Figure collection entries:
§ §

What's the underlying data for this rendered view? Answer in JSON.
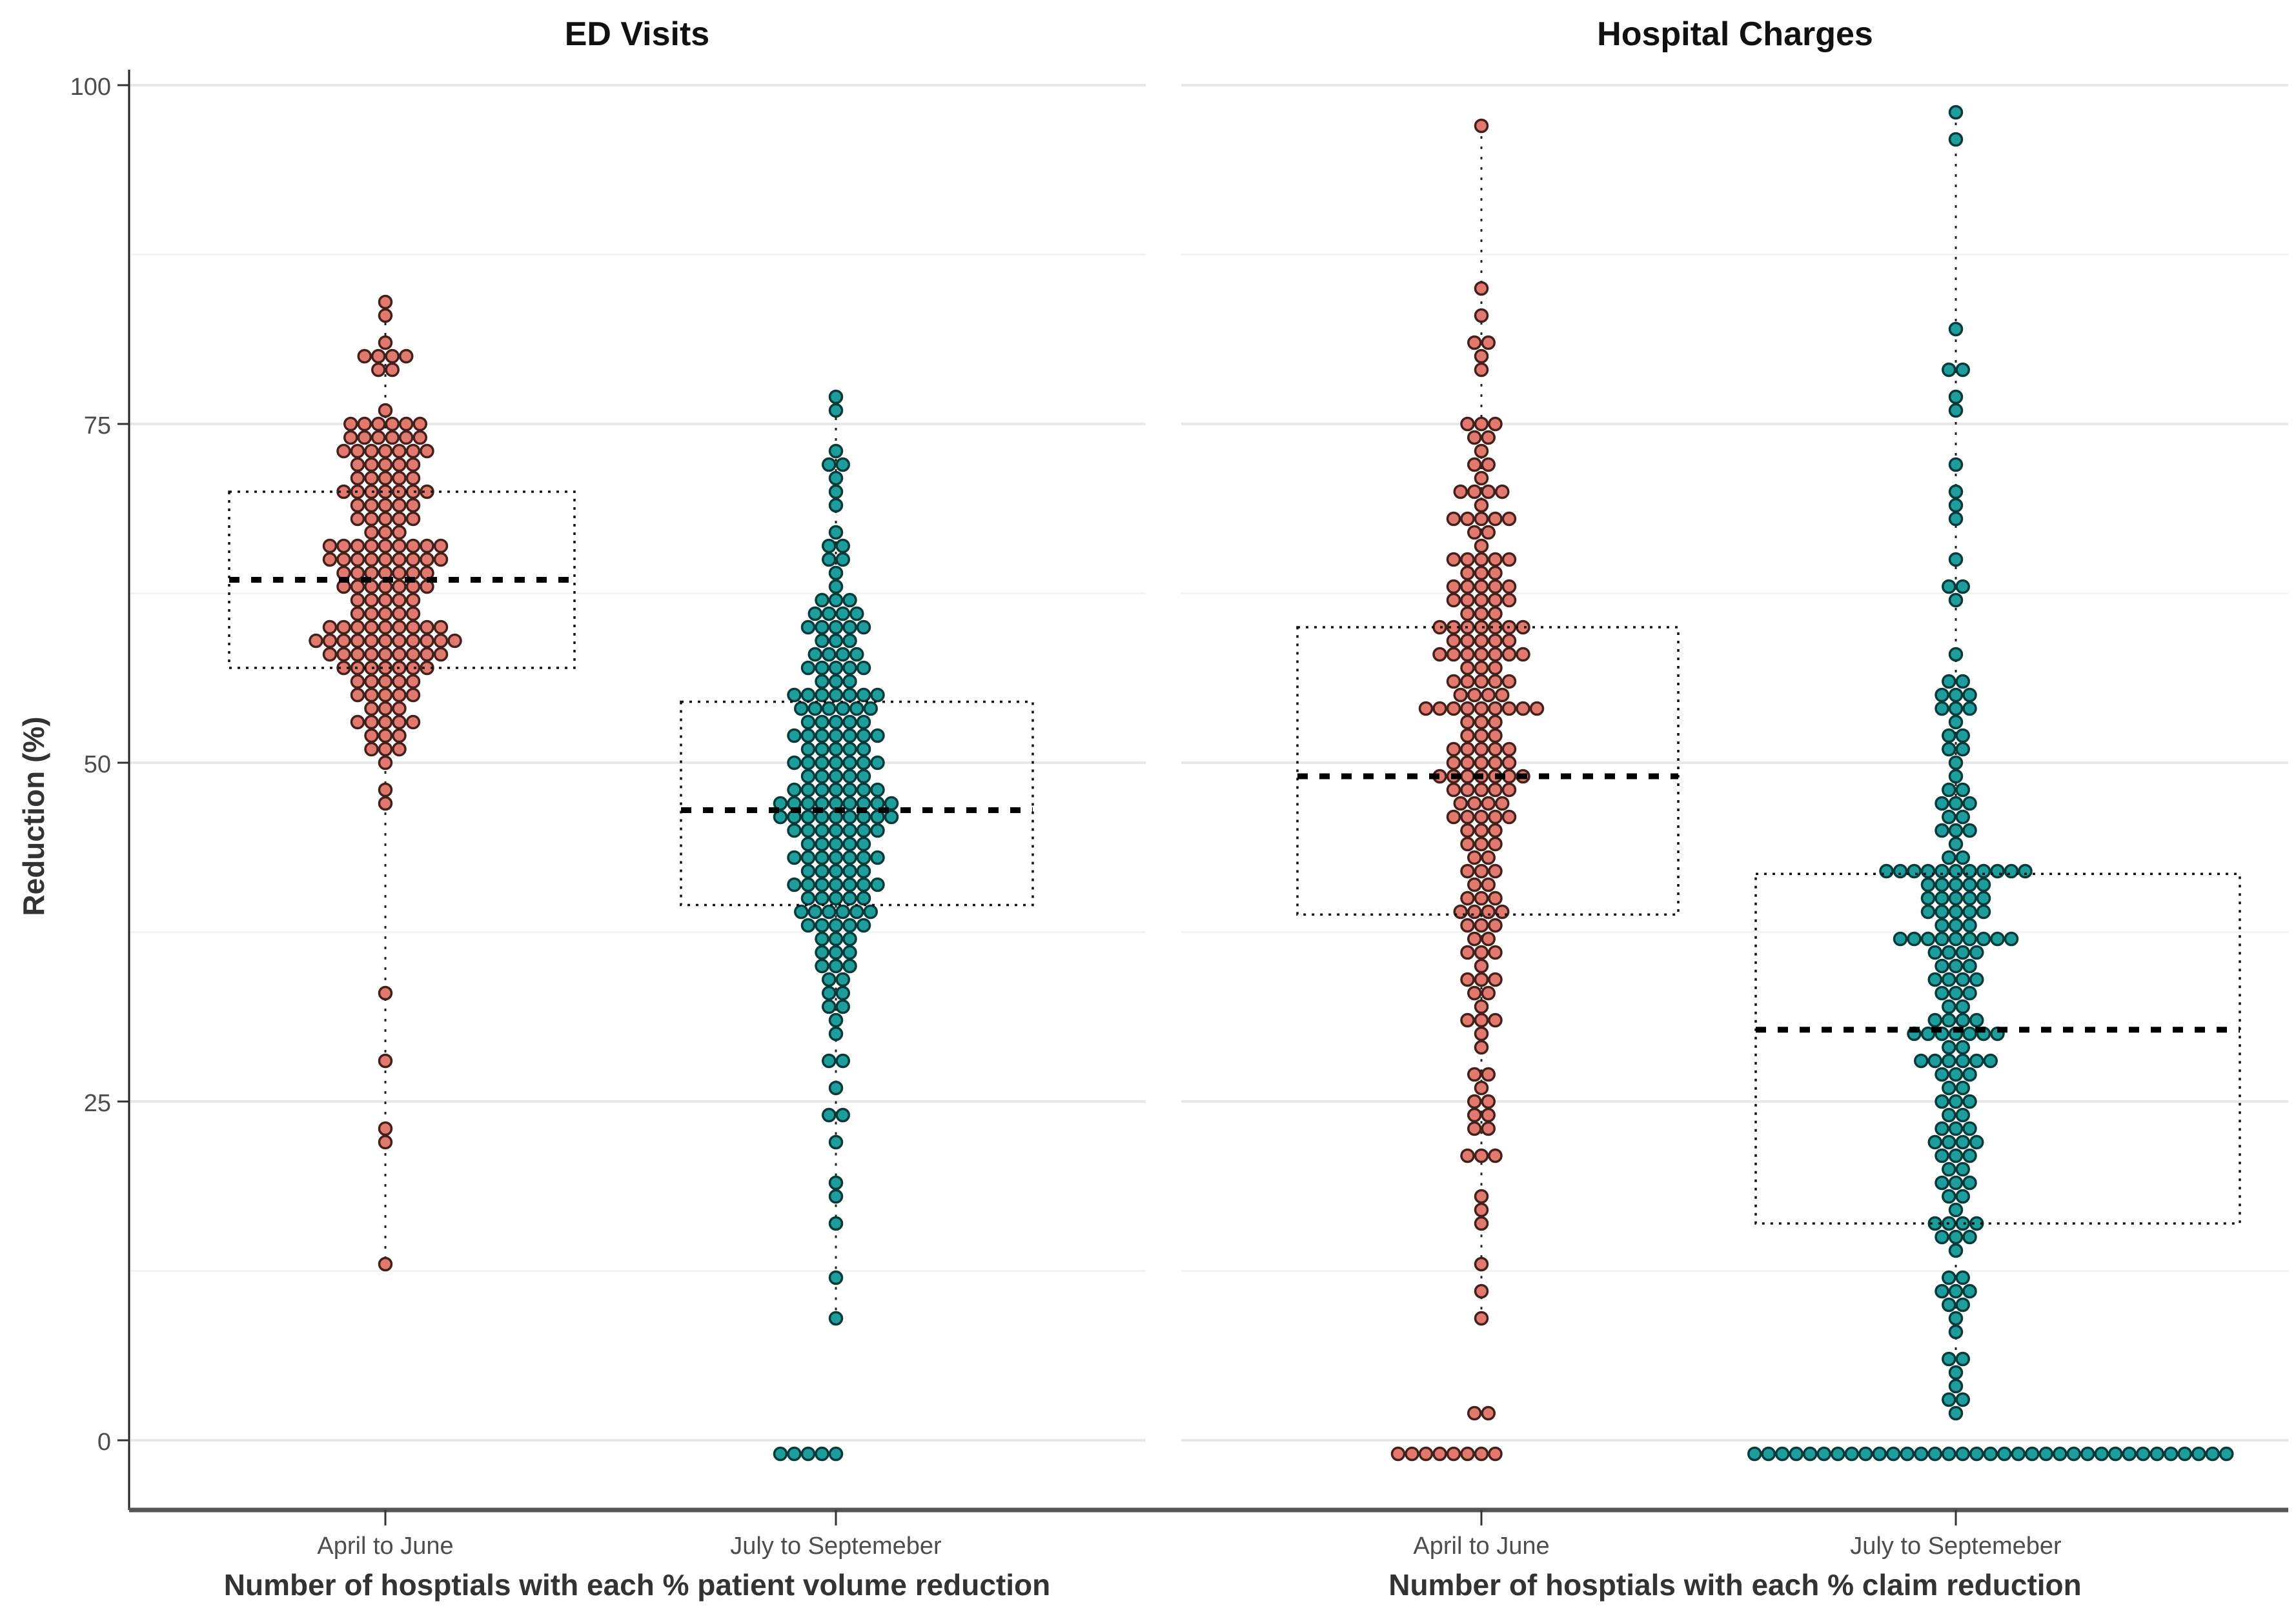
{
  "chart_data": {
    "type": "scatter",
    "subtype": "stacked-dotplot-with-boxplot",
    "y_axis": {
      "label": "Reduction (%)",
      "ticks": [
        "0",
        "25",
        "50",
        "75",
        "100"
      ],
      "tick_values": [
        0,
        25,
        50,
        75,
        100
      ],
      "minor_gridlines": [
        12.5,
        37.5,
        62.5,
        87.5
      ],
      "range": [
        -6,
        104
      ],
      "grid": "on"
    },
    "colors": {
      "april_fill": "#E2796E",
      "april_stroke": "#42201C",
      "july_fill": "#1D9E9C",
      "july_stroke": "#073A38",
      "box_stroke": "#111111",
      "median_stroke": "#000000",
      "axis_line": "#555555",
      "major_grid": "#e8e8e8",
      "minor_grid": "#f3f3f3"
    },
    "panels": [
      {
        "title": "ED Visits",
        "x_label": "Number of hosptials with each % patient volume reduction",
        "groups": [
          {
            "label": "April to June",
            "fill": "#E2796E",
            "stroke": "#42201C",
            "box": {
              "q1": 57,
              "median": 63.5,
              "q3": 70
            },
            "whisker": {
              "min": 13,
              "max": 84
            },
            "rows": [
              [
                84,
                1
              ],
              [
                83,
                1
              ],
              [
                81,
                1
              ],
              [
                80,
                4
              ],
              [
                79,
                2
              ],
              [
                76,
                1
              ],
              [
                75,
                6
              ],
              [
                74,
                6
              ],
              [
                73,
                7
              ],
              [
                72,
                5
              ],
              [
                71,
                5
              ],
              [
                70,
                7
              ],
              [
                69,
                5
              ],
              [
                68,
                5
              ],
              [
                67,
                3
              ],
              [
                66,
                9
              ],
              [
                65,
                9
              ],
              [
                64,
                7
              ],
              [
                63,
                7
              ],
              [
                62,
                5
              ],
              [
                61,
                5
              ],
              [
                60,
                9
              ],
              [
                59,
                11
              ],
              [
                58,
                9
              ],
              [
                57,
                7
              ],
              [
                56,
                5
              ],
              [
                55,
                5
              ],
              [
                54,
                3
              ],
              [
                53,
                5
              ],
              [
                52,
                3
              ],
              [
                51,
                3
              ],
              [
                50,
                1
              ],
              [
                48,
                1
              ],
              [
                47,
                1
              ],
              [
                33,
                1
              ],
              [
                28,
                1
              ],
              [
                23,
                1
              ],
              [
                22,
                1
              ],
              [
                13,
                1
              ]
            ]
          },
          {
            "label": "July to Septemeber",
            "fill": "#1D9E9C",
            "stroke": "#073A38",
            "box": {
              "q1": 39.5,
              "median": 46.5,
              "q3": 54.5
            },
            "whisker": {
              "min": 9,
              "max": 77
            },
            "rows": [
              [
                77,
                1
              ],
              [
                76,
                1
              ],
              [
                73,
                1
              ],
              [
                72,
                2
              ],
              [
                71,
                1
              ],
              [
                70,
                1
              ],
              [
                69,
                1
              ],
              [
                67,
                1
              ],
              [
                66,
                2
              ],
              [
                65,
                2
              ],
              [
                64,
                1
              ],
              [
                63,
                1
              ],
              [
                62,
                3
              ],
              [
                61,
                4
              ],
              [
                60,
                5
              ],
              [
                59,
                3
              ],
              [
                58,
                4
              ],
              [
                57,
                5
              ],
              [
                56,
                3
              ],
              [
                55,
                7
              ],
              [
                54,
                6
              ],
              [
                53,
                5
              ],
              [
                52,
                7
              ],
              [
                51,
                5
              ],
              [
                50,
                7
              ],
              [
                49,
                5
              ],
              [
                48,
                7
              ],
              [
                47,
                9
              ],
              [
                46,
                9
              ],
              [
                45,
                7
              ],
              [
                44,
                5
              ],
              [
                43,
                7
              ],
              [
                42,
                5
              ],
              [
                41,
                7
              ],
              [
                40,
                5
              ],
              [
                39,
                6
              ],
              [
                38,
                5
              ],
              [
                37,
                3
              ],
              [
                36,
                3
              ],
              [
                35,
                3
              ],
              [
                34,
                2
              ],
              [
                33,
                2
              ],
              [
                32,
                2
              ],
              [
                31,
                1
              ],
              [
                30,
                1
              ],
              [
                28,
                2
              ],
              [
                26,
                1
              ],
              [
                24,
                2
              ],
              [
                22,
                1
              ],
              [
                19,
                1
              ],
              [
                18,
                1
              ],
              [
                16,
                1
              ],
              [
                12,
                1
              ],
              [
                9,
                1
              ],
              [
                -1,
                5,
                -2
              ]
            ]
          }
        ]
      },
      {
        "title": "Hospital Charges",
        "x_label": "Number of hosptials with each % claim reduction",
        "groups": [
          {
            "label": "April to June",
            "fill": "#E2796E",
            "stroke": "#42201C",
            "box": {
              "q1": 38.8,
              "median": 49,
              "q3": 60
            },
            "whisker": {
              "min": 9,
              "max": 97
            },
            "rows": [
              [
                97,
                1
              ],
              [
                85,
                1
              ],
              [
                83,
                1
              ],
              [
                81,
                2
              ],
              [
                80,
                1
              ],
              [
                79,
                1
              ],
              [
                75,
                3
              ],
              [
                74,
                2
              ],
              [
                73,
                1
              ],
              [
                72,
                2
              ],
              [
                71,
                1
              ],
              [
                70,
                4
              ],
              [
                69,
                1
              ],
              [
                68,
                5
              ],
              [
                67,
                2
              ],
              [
                66,
                1
              ],
              [
                65,
                5
              ],
              [
                64,
                3
              ],
              [
                63,
                5
              ],
              [
                62,
                5
              ],
              [
                61,
                3
              ],
              [
                60,
                7
              ],
              [
                59,
                5
              ],
              [
                58,
                7
              ],
              [
                57,
                3
              ],
              [
                56,
                5
              ],
              [
                55,
                4
              ],
              [
                54,
                9
              ],
              [
                53,
                3
              ],
              [
                52,
                3
              ],
              [
                51,
                5
              ],
              [
                50,
                5
              ],
              [
                49,
                7
              ],
              [
                48,
                5
              ],
              [
                47,
                4
              ],
              [
                46,
                5
              ],
              [
                45,
                3
              ],
              [
                44,
                3
              ],
              [
                43,
                2
              ],
              [
                42,
                3
              ],
              [
                41,
                2
              ],
              [
                40,
                3
              ],
              [
                39,
                4
              ],
              [
                38,
                3
              ],
              [
                37,
                2
              ],
              [
                36,
                3
              ],
              [
                35,
                1
              ],
              [
                34,
                3
              ],
              [
                33,
                2
              ],
              [
                32,
                1
              ],
              [
                31,
                3
              ],
              [
                30,
                1
              ],
              [
                29,
                1
              ],
              [
                27,
                2
              ],
              [
                26,
                1
              ],
              [
                25,
                2
              ],
              [
                24,
                2
              ],
              [
                23,
                2
              ],
              [
                21,
                3
              ],
              [
                18,
                1
              ],
              [
                17,
                1
              ],
              [
                16,
                1
              ],
              [
                13,
                1
              ],
              [
                11,
                1
              ],
              [
                9,
                1
              ],
              [
                2,
                2
              ],
              [
                -1,
                8,
                -2.5
              ]
            ]
          },
          {
            "label": "July to Septemeber",
            "fill": "#1D9E9C",
            "stroke": "#073A38",
            "box": {
              "q1": 16,
              "median": 30.3,
              "q3": 41.8
            },
            "whisker": {
              "min": 2,
              "max": 98
            },
            "rows": [
              [
                98,
                1
              ],
              [
                96,
                1
              ],
              [
                82,
                1
              ],
              [
                79,
                2
              ],
              [
                77,
                1
              ],
              [
                76,
                1
              ],
              [
                72,
                1
              ],
              [
                70,
                1
              ],
              [
                69,
                1
              ],
              [
                68,
                1
              ],
              [
                65,
                1
              ],
              [
                63,
                2
              ],
              [
                62,
                1
              ],
              [
                58,
                1
              ],
              [
                56,
                2
              ],
              [
                55,
                3
              ],
              [
                54,
                3
              ],
              [
                53,
                1
              ],
              [
                52,
                2
              ],
              [
                51,
                2
              ],
              [
                50,
                1
              ],
              [
                49,
                1
              ],
              [
                48,
                2
              ],
              [
                47,
                3
              ],
              [
                46,
                2
              ],
              [
                45,
                3
              ],
              [
                44,
                1
              ],
              [
                43,
                2
              ],
              [
                42,
                11
              ],
              [
                41,
                5
              ],
              [
                40,
                5
              ],
              [
                39,
                5
              ],
              [
                38,
                3
              ],
              [
                37,
                9
              ],
              [
                36,
                4
              ],
              [
                35,
                3
              ],
              [
                34,
                4
              ],
              [
                33,
                3
              ],
              [
                32,
                2
              ],
              [
                31,
                4
              ],
              [
                30,
                7
              ],
              [
                29,
                2
              ],
              [
                28,
                6
              ],
              [
                27,
                3
              ],
              [
                26,
                2
              ],
              [
                25,
                3
              ],
              [
                24,
                2
              ],
              [
                23,
                3
              ],
              [
                22,
                4
              ],
              [
                21,
                3
              ],
              [
                20,
                2
              ],
              [
                19,
                3
              ],
              [
                18,
                2
              ],
              [
                17,
                1
              ],
              [
                16,
                4
              ],
              [
                15,
                3
              ],
              [
                14,
                1
              ],
              [
                12,
                2
              ],
              [
                11,
                3
              ],
              [
                10,
                2
              ],
              [
                9,
                1
              ],
              [
                8,
                1
              ],
              [
                6,
                2
              ],
              [
                5,
                1
              ],
              [
                4,
                1
              ],
              [
                3,
                2
              ],
              [
                2,
                1
              ],
              [
                -1,
                35,
                2.5
              ]
            ]
          }
        ]
      }
    ]
  }
}
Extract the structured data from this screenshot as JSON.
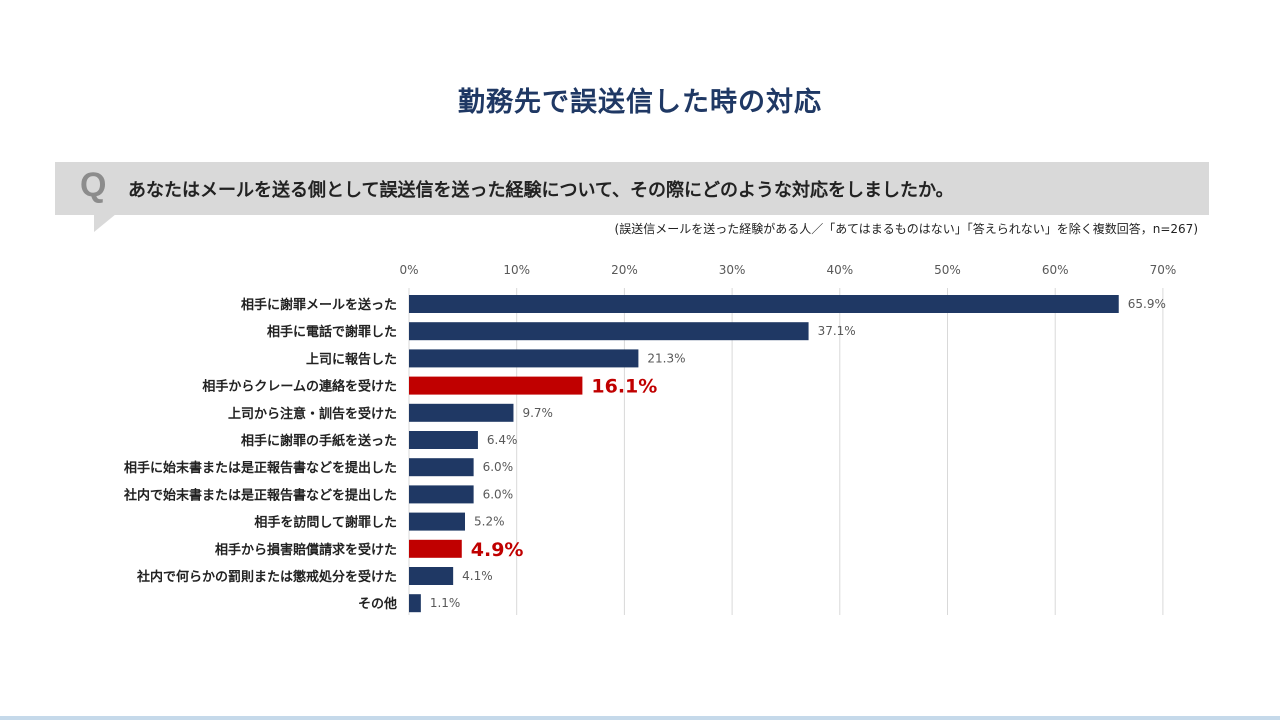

§ §

Directions for this task: For the string "title", count the lines of the entries above that include it; answer with the number only.

Result of the exercise: 2